[Your goal] Lines that contain the string "Развитие" are to be copied; leave out all others.

[Raw data]
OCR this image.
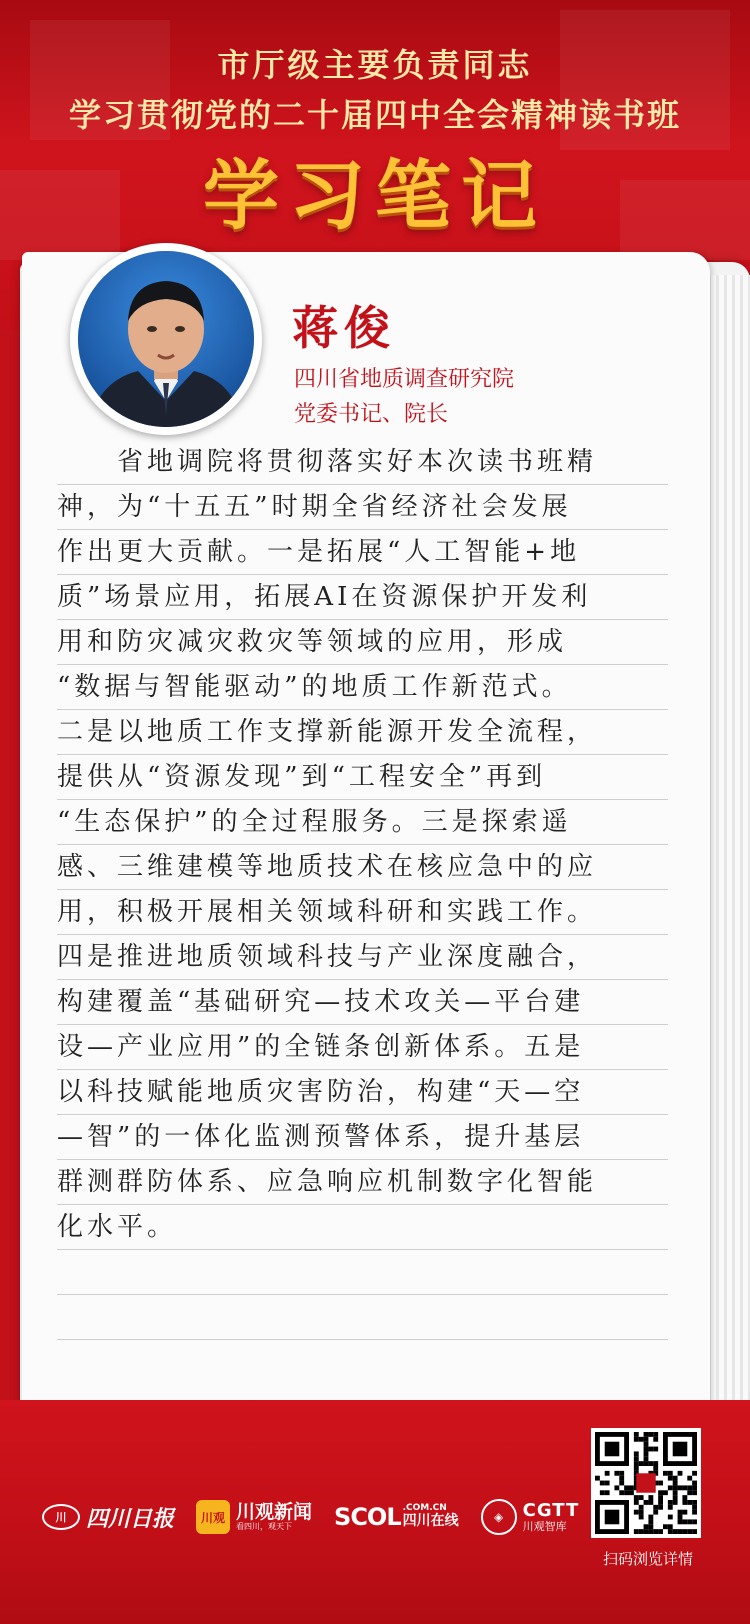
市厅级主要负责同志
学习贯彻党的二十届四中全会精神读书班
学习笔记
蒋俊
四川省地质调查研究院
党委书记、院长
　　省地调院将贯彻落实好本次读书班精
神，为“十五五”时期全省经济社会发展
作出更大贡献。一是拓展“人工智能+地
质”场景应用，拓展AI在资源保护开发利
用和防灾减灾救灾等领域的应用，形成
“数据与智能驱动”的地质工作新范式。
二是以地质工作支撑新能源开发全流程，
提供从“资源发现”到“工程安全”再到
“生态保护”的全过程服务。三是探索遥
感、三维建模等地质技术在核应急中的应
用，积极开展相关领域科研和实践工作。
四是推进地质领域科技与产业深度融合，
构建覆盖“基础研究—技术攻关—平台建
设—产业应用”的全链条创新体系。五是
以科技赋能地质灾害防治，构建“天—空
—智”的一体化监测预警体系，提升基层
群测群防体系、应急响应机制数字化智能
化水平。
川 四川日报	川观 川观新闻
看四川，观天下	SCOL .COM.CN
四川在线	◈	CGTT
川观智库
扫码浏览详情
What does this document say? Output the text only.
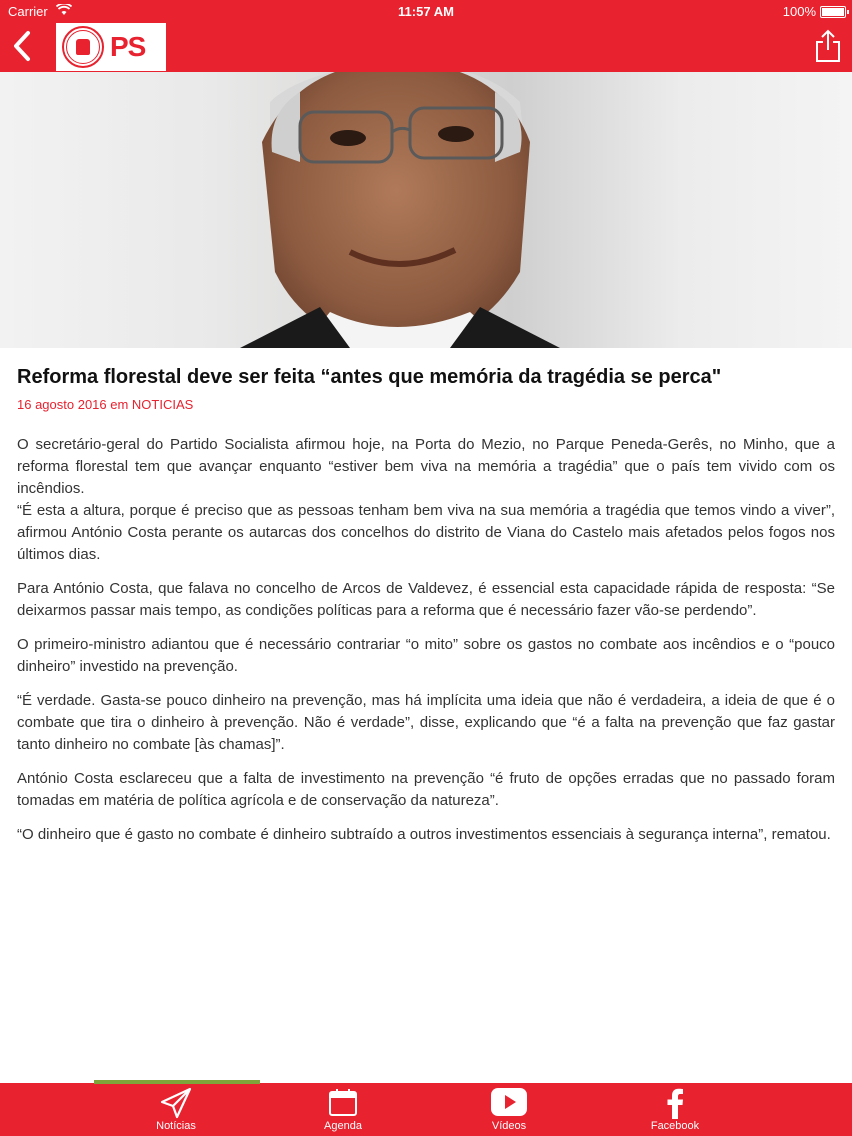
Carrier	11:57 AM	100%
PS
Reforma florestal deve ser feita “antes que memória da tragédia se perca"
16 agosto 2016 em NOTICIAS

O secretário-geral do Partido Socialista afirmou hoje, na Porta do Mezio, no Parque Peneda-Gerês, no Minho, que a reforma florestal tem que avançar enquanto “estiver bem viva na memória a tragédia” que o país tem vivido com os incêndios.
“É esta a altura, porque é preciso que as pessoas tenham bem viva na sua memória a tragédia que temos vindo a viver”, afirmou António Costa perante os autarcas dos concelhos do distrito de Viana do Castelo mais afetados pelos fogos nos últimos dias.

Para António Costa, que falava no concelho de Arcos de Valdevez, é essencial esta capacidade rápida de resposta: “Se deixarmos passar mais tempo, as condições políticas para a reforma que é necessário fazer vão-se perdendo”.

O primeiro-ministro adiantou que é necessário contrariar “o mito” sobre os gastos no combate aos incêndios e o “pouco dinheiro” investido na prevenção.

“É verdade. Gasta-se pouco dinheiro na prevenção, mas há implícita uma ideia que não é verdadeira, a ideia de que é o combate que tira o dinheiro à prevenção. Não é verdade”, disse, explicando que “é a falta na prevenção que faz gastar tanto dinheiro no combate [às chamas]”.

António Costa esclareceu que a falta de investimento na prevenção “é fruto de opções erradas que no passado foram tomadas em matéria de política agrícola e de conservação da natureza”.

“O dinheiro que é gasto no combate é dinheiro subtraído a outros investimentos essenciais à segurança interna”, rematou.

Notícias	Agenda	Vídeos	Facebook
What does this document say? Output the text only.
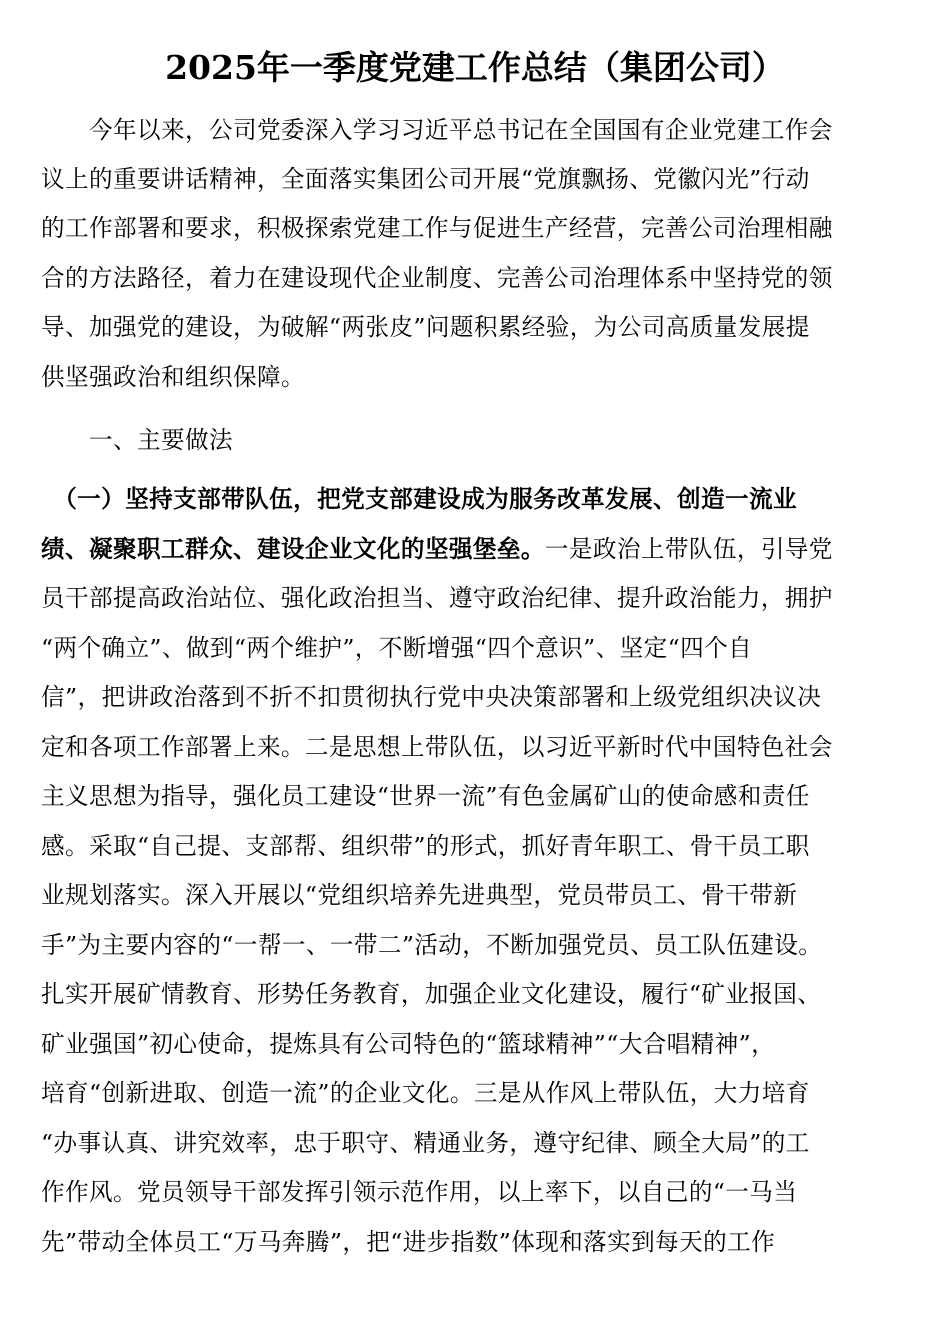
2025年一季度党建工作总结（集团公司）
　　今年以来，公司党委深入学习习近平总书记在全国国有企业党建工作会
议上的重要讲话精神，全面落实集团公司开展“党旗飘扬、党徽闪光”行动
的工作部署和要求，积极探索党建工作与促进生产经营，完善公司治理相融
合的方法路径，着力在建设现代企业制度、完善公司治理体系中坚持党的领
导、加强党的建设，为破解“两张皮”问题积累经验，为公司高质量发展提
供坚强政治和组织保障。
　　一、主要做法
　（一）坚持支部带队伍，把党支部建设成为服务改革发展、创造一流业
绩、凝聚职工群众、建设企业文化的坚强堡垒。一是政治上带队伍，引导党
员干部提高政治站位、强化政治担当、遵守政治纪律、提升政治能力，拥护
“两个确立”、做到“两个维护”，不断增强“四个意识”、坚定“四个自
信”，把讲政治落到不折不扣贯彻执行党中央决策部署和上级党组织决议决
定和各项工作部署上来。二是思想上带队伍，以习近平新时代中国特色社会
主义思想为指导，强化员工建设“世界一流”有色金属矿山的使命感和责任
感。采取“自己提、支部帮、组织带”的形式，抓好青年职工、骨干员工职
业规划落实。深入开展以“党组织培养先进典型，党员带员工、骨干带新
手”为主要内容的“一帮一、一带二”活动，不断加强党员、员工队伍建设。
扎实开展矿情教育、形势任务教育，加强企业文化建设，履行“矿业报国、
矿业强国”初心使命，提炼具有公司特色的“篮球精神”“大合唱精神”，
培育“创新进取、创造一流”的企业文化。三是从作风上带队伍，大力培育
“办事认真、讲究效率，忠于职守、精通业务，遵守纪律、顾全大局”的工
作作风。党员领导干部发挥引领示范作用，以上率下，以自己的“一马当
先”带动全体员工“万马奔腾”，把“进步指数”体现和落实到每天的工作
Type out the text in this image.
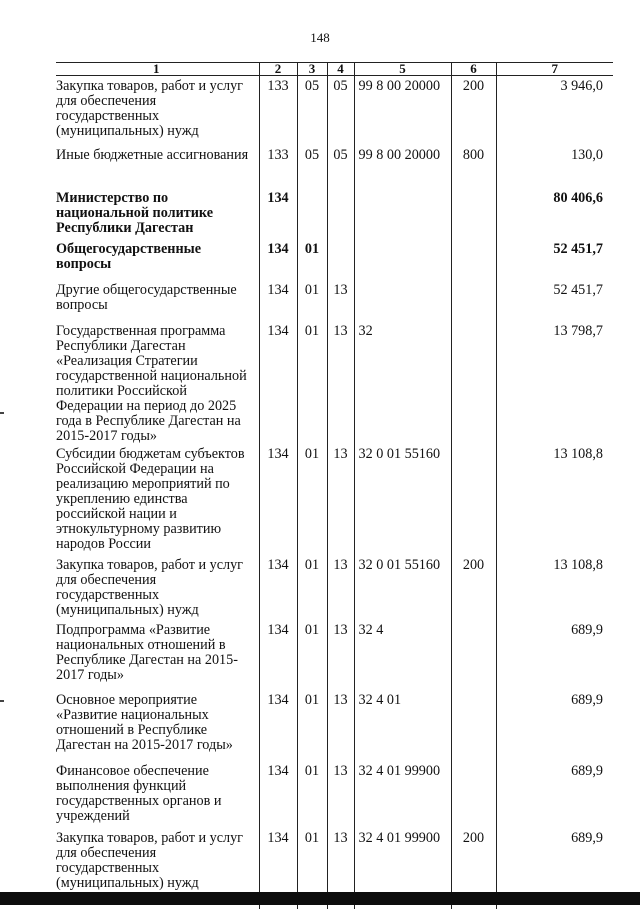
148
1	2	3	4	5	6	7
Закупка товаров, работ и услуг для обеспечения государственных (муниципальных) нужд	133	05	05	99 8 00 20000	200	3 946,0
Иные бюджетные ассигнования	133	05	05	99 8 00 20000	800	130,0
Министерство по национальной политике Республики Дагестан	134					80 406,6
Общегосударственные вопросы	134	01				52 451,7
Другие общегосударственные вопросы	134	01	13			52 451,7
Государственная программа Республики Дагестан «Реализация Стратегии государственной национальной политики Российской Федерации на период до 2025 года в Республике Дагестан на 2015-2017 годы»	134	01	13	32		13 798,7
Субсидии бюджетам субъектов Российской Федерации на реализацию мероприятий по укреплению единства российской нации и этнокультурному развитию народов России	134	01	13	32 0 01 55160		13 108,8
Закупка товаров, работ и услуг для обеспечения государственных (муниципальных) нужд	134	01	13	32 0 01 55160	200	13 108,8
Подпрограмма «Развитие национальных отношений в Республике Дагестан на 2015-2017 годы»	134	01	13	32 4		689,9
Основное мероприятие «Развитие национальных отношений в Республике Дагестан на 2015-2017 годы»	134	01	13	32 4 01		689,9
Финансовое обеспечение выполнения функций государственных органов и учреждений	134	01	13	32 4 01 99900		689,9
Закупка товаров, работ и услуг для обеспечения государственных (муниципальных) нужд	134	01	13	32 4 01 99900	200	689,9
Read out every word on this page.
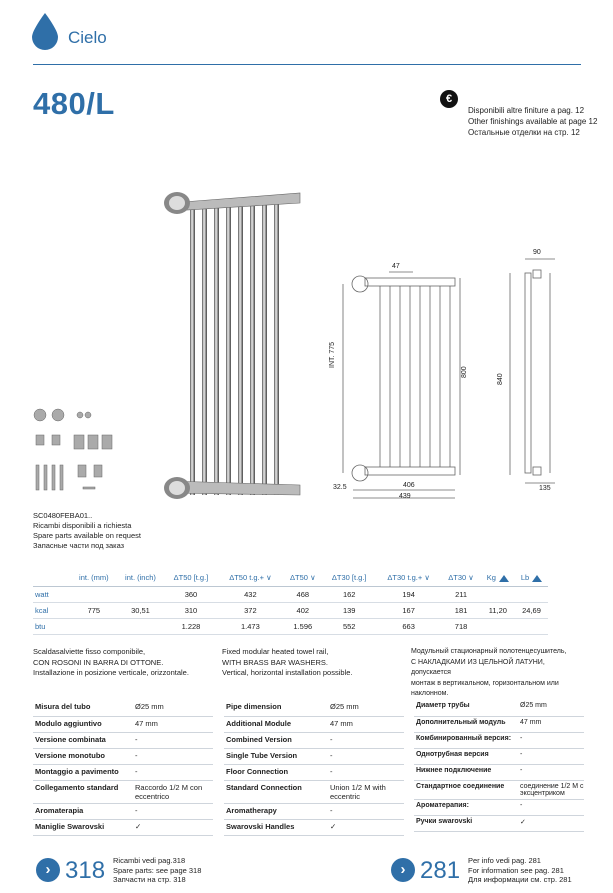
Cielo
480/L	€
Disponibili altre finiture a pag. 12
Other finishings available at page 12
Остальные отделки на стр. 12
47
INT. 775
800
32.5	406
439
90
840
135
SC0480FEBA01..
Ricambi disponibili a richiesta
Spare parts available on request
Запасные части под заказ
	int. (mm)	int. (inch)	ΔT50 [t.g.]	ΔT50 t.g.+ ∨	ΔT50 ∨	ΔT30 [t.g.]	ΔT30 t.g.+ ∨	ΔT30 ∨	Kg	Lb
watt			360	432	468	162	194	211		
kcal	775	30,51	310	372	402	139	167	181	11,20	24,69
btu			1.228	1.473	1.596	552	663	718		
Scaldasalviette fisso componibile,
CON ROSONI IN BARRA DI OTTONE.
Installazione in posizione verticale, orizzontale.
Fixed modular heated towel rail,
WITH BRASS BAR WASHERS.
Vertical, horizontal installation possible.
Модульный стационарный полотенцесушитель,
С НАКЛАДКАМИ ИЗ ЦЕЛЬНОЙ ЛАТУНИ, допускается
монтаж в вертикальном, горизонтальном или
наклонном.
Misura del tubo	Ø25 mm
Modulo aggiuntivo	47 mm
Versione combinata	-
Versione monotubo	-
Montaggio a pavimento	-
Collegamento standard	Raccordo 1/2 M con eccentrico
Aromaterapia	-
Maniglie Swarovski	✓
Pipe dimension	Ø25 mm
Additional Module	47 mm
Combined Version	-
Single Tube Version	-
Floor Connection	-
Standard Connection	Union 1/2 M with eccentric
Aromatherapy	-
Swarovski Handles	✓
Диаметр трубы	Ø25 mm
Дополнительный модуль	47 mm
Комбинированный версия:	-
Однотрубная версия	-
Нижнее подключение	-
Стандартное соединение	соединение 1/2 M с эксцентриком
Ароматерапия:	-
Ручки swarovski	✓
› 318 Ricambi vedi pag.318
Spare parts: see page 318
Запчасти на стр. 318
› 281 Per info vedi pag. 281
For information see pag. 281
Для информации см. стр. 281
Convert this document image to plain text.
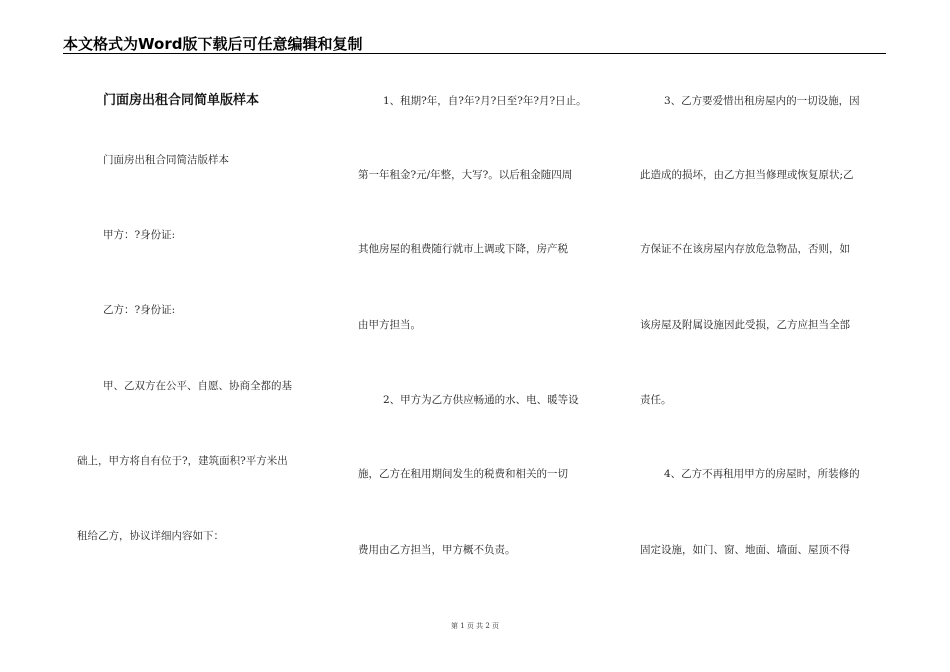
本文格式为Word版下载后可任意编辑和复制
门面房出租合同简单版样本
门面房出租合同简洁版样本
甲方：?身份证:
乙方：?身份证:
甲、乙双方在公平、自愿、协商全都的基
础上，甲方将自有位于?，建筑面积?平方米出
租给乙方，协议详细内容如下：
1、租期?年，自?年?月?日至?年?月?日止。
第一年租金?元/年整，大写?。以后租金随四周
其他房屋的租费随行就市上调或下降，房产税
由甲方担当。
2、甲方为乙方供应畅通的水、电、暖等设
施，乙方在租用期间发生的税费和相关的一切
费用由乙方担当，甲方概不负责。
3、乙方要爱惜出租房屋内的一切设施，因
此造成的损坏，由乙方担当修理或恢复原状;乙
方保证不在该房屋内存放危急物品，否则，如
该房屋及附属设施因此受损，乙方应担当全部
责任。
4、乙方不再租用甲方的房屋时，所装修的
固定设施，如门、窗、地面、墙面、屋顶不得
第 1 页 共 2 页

[Exercise output]
Подпрограмма «Развитие национальных отношений в Республике Дагестан на 2015-2017 годы»	134	01	13	32 4		689,9
Основное мероприятие «Развитие национальных отношений в Республике Дагестан на 2015-2017 годы»	134	01	13	32 4 01		689,9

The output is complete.